Records from a data source
☆ ☆ ☆

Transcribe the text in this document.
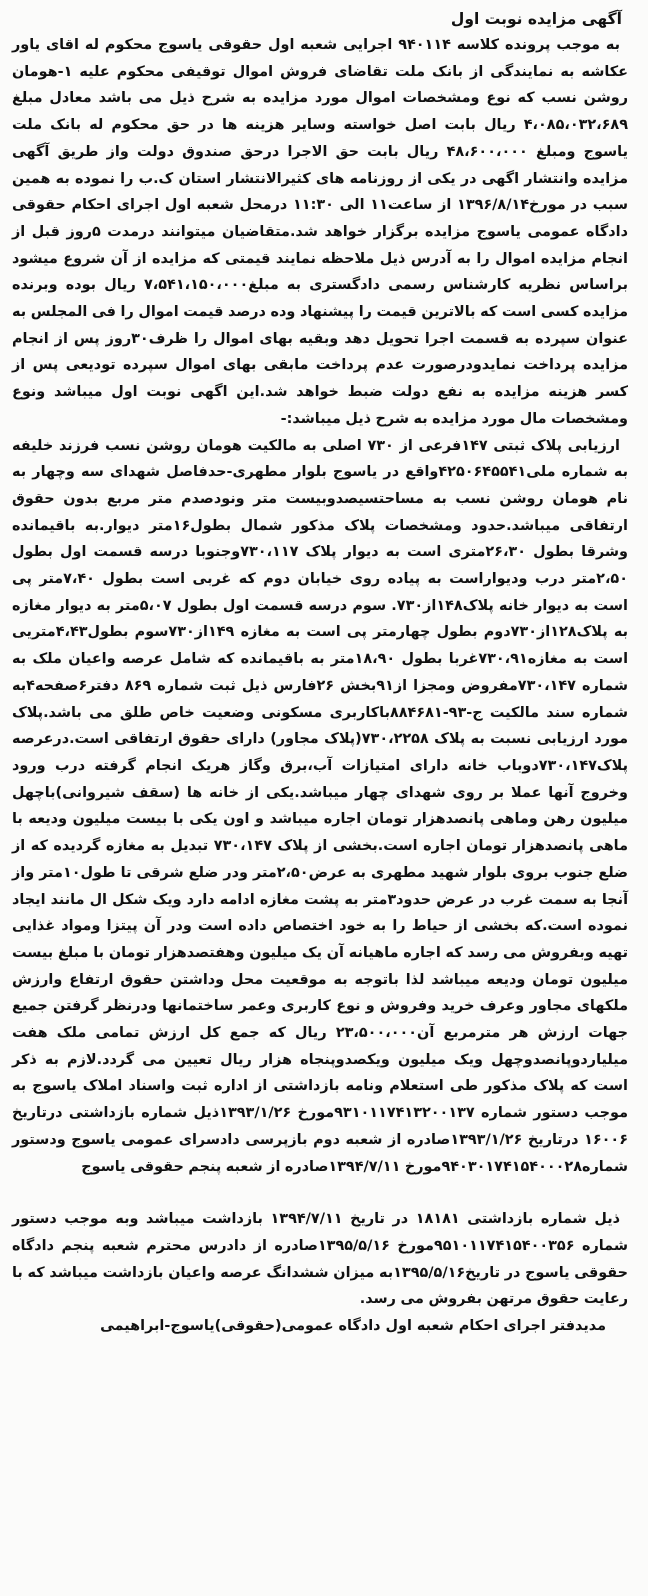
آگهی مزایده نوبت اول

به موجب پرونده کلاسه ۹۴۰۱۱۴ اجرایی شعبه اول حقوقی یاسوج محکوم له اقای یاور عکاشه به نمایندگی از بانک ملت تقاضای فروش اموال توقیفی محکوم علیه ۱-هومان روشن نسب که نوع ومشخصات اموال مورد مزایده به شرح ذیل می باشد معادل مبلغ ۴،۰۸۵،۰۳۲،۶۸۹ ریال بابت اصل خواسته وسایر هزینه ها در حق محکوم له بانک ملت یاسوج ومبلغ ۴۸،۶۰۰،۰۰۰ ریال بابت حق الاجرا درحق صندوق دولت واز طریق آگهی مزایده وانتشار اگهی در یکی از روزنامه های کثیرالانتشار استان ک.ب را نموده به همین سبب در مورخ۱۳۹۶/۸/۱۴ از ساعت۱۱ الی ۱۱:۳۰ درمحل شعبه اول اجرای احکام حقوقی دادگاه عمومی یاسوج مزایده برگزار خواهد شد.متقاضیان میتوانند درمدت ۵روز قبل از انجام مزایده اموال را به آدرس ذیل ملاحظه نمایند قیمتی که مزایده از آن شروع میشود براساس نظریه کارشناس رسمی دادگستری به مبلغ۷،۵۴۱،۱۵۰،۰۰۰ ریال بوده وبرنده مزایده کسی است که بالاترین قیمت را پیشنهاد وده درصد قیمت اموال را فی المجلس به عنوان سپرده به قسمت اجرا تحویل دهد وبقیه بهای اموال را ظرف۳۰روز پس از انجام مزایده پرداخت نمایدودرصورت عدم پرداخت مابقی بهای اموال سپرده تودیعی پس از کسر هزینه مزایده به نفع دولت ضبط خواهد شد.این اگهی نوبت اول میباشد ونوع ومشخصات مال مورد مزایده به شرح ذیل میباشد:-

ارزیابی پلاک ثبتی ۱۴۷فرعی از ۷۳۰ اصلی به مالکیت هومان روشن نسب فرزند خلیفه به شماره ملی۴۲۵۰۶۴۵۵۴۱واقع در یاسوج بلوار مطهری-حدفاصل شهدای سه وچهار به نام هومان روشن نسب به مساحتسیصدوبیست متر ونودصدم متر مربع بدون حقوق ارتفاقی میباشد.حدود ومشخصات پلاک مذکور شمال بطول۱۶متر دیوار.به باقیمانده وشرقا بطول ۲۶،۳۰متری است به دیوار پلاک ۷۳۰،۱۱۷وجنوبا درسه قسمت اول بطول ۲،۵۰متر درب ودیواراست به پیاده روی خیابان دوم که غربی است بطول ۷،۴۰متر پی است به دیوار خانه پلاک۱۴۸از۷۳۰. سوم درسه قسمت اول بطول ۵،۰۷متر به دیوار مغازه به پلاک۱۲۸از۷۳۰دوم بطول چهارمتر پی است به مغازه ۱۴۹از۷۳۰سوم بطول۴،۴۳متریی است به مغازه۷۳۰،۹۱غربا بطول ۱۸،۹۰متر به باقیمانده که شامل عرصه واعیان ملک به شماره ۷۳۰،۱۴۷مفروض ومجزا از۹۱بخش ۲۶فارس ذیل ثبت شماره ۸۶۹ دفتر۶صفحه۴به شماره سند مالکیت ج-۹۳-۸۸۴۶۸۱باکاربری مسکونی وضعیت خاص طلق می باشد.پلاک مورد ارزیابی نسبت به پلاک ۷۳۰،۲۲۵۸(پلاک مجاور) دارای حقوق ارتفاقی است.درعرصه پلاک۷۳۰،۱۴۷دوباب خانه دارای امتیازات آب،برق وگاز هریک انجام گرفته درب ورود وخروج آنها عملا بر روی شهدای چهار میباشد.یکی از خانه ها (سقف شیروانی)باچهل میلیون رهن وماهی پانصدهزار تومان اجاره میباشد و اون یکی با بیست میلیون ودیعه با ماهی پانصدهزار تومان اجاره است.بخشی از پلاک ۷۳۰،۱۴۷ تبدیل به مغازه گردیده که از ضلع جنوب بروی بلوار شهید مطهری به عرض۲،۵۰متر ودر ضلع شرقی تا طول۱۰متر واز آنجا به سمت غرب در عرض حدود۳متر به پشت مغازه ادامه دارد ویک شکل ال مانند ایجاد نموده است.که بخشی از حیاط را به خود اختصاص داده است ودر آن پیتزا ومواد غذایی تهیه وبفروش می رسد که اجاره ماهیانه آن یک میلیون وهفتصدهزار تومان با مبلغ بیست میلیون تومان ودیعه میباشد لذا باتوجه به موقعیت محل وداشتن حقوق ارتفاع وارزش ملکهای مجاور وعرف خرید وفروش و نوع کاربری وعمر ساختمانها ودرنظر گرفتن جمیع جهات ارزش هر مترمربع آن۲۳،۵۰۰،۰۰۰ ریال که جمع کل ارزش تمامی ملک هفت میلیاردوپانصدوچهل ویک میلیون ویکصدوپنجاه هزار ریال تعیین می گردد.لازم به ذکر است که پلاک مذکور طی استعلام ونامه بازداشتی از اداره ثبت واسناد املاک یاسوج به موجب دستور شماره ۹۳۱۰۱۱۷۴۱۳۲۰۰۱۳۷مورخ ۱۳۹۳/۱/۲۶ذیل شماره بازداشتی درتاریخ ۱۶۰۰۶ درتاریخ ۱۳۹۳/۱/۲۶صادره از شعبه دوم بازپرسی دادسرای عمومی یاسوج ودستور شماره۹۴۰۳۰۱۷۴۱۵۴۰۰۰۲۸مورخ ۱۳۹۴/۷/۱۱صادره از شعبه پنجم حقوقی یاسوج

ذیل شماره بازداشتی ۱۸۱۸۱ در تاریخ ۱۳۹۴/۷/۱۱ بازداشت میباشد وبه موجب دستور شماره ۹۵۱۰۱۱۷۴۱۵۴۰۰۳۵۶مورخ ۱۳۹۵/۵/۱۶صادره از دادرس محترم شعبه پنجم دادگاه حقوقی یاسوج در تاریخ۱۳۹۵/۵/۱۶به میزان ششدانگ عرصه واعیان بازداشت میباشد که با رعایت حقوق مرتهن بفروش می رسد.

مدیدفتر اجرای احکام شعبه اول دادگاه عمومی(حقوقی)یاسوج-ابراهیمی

☆ ☆ ☆

WRITTEN REQUEST: Gather and return every line that holds the string "مزایده".

RESPONSE:
آگهی مزایده نوبت اول
به موجب پرونده کلاسه ۹۴۰۱۱۴ اجرایی شعبه اول حقوقی یاسوج محکوم له اقای یاور عکاشه به نمایندگی از بانک ملت تقاضای فروش اموال توقیفی محکوم علیه ۱-هومان روشن نسب که نوع ومشخصات اموال مورد مزایده به شرح ذیل می باشد معادل مبلغ ۴،۰۸۵،۰۳۲،۶۸۹ ریال بابت اصل خواسته وسایر هزینه ها در حق محکوم له بانک ملت یاسوج ومبلغ ۴۸،۶۰۰،۰۰۰ ریال بابت حق الاجرا درحق صندوق دولت واز طریق آگهی مزایده وانتشار اگهی در یکی از روزنامه های کثیرالانتشار استان ک.ب را نموده به همین سبب در مورخ۱۳۹۶/۸/۱۴ از ساعت۱۱ الی ۱۱:۳۰ درمحل شعبه اول اجرای احکام حقوقی دادگاه عمومی یاسوج مزایده برگزار خواهد شد.متقاضیان میتوانند درمدت ۵روز قبل از انجام مزایده اموال را به آدرس ذیل ملاحظه نمایند قیمتی که مزایده از آن شروع میشود براساس نظریه کارشناس رسمی دادگستری به مبلغ۷،۵۴۱،۱۵۰،۰۰۰ ریال بوده وبرنده مزایده کسی است که بالاترین قیمت را پیشنهاد وده درصد قیمت اموال را فی المجلس به عنوان سپرده به قسمت اجرا تحویل دهد وبقیه بهای اموال را ظرف۳۰روز پس از انجام مزایده پرداخت نمایدودرصورت عدم پرداخت مابقی بهای اموال سپرده تودیعی پس از کسر هزینه مزایده به نفع دولت ضبط خواهد شد.این اگهی نوبت اول میباشد ونوع ومشخصات مال مورد مزایده به شرح ذیل میباشد:-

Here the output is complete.